Every record should be copied exactly, except that pictures are to be omitted.

**Data section**
--- --- ---

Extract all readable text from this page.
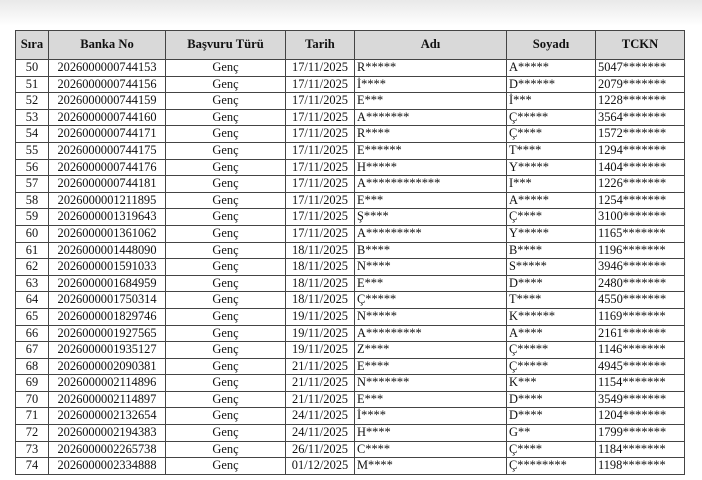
Sıra	Banka No	Başvuru Türü	Tarih	Adı	Soyadı	TCKN
50	2026000000744153	Genç	17/11/2025	R*****	A*****	5047*******
51	2026000000744156	Genç	17/11/2025	İ****	D******	2079*******
52	2026000000744159	Genç	17/11/2025	E***	İ***	1228*******
53	2026000000744160	Genç	17/11/2025	A*******	Ç*****	3564*******
54	2026000000744171	Genç	17/11/2025	R****	Ç****	1572*******
55	2026000000744175	Genç	17/11/2025	E******	T****	1294*******
56	2026000000744176	Genç	17/11/2025	H*****	Y*****	1404*******
57	2026000000744181	Genç	17/11/2025	A************	I***	1226*******
58	2026000001211895	Genç	17/11/2025	E***	A*****	1254*******
59	2026000001319643	Genç	17/11/2025	Ş****	Ç****	3100*******
60	2026000001361062	Genç	17/11/2025	A*********	Y*****	1165*******
61	2026000001448090	Genç	18/11/2025	B****	B****	1196*******
62	2026000001591033	Genç	18/11/2025	N****	S*****	3946*******
63	2026000001684959	Genç	18/11/2025	E***	D****	2480*******
64	2026000001750314	Genç	18/11/2025	Ç*****	T****	4550*******
65	2026000001829746	Genç	19/11/2025	N*****	K******	1169*******
66	2026000001927565	Genç	19/11/2025	A*********	A****	2161*******
67	2026000001935127	Genç	19/11/2025	Z****	Ç*****	1146*******
68	2026000002090381	Genç	21/11/2025	E****	Ç*****	4945*******
69	2026000002114896	Genç	21/11/2025	N*******	K***	1154*******
70	2026000002114897	Genç	21/11/2025	E***	D****	3549*******
71	2026000002132654	Genç	24/11/2025	İ****	D****	1204*******
72	2026000002194383	Genç	24/11/2025	H****	G**	1799*******
73	2026000002265738	Genç	26/11/2025	C****	Ç****	1184*******
74	2026000002334888	Genç	01/12/2025	M****	Ç********	1198*******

--- --- ---

**Finished exercise**
Extract all readable text from this page.
Sıra	Banka No	Başvuru Türü	Tarih	Adı	Soyadı	TCKN
50	2026000000744153	Genç	17/11/2025	R*****	A*****	5047*******
51	2026000000744156	Genç	17/11/2025	İ****	D******	2079*******
52	2026000000744159	Genç	17/11/2025	E***	İ***	1228*******
53	2026000000744160	Genç	17/11/2025	A*******	Ç*****	3564*******
54	2026000000744171	Genç	17/11/2025	R****	Ç****	1572*******
55	2026000000744175	Genç	17/11/2025	E******	T****	1294*******
56	2026000000744176	Genç	17/11/2025	H*****	Y*****	1404*******
57	2026000000744181	Genç	17/11/2025	A************	I***	1226*******
58	2026000001211895	Genç	17/11/2025	E***	A*****	1254*******
59	2026000001319643	Genç	17/11/2025	Ş****	Ç****	3100*******
60	2026000001361062	Genç	17/11/2025	A*********	Y*****	1165*******
61	2026000001448090	Genç	18/11/2025	B****	B****	1196*******
62	2026000001591033	Genç	18/11/2025	N****	S*****	3946*******
63	2026000001684959	Genç	18/11/2025	E***	D****	2480*******
64	2026000001750314	Genç	18/11/2025	Ç*****	T****	4550*******
65	2026000001829746	Genç	19/11/2025	N*****	K******	1169*******
66	2026000001927565	Genç	19/11/2025	A*********	A****	2161*******
67	2026000001935127	Genç	19/11/2025	Z****	Ç*****	1146*******
68	2026000002090381	Genç	21/11/2025	E****	Ç*****	4945*******
69	2026000002114896	Genç	21/11/2025	N*******	K***	1154*******
70	2026000002114897	Genç	21/11/2025	E***	D****	3549*******
71	2026000002132654	Genç	24/11/2025	İ****	D****	1204*******
72	2026000002194383	Genç	24/11/2025	H****	G**	1799*******
73	2026000002265738	Genç	26/11/2025	C****	Ç****	1184*******
74	2026000002334888	Genç	01/12/2025	M****	Ç********	1198*******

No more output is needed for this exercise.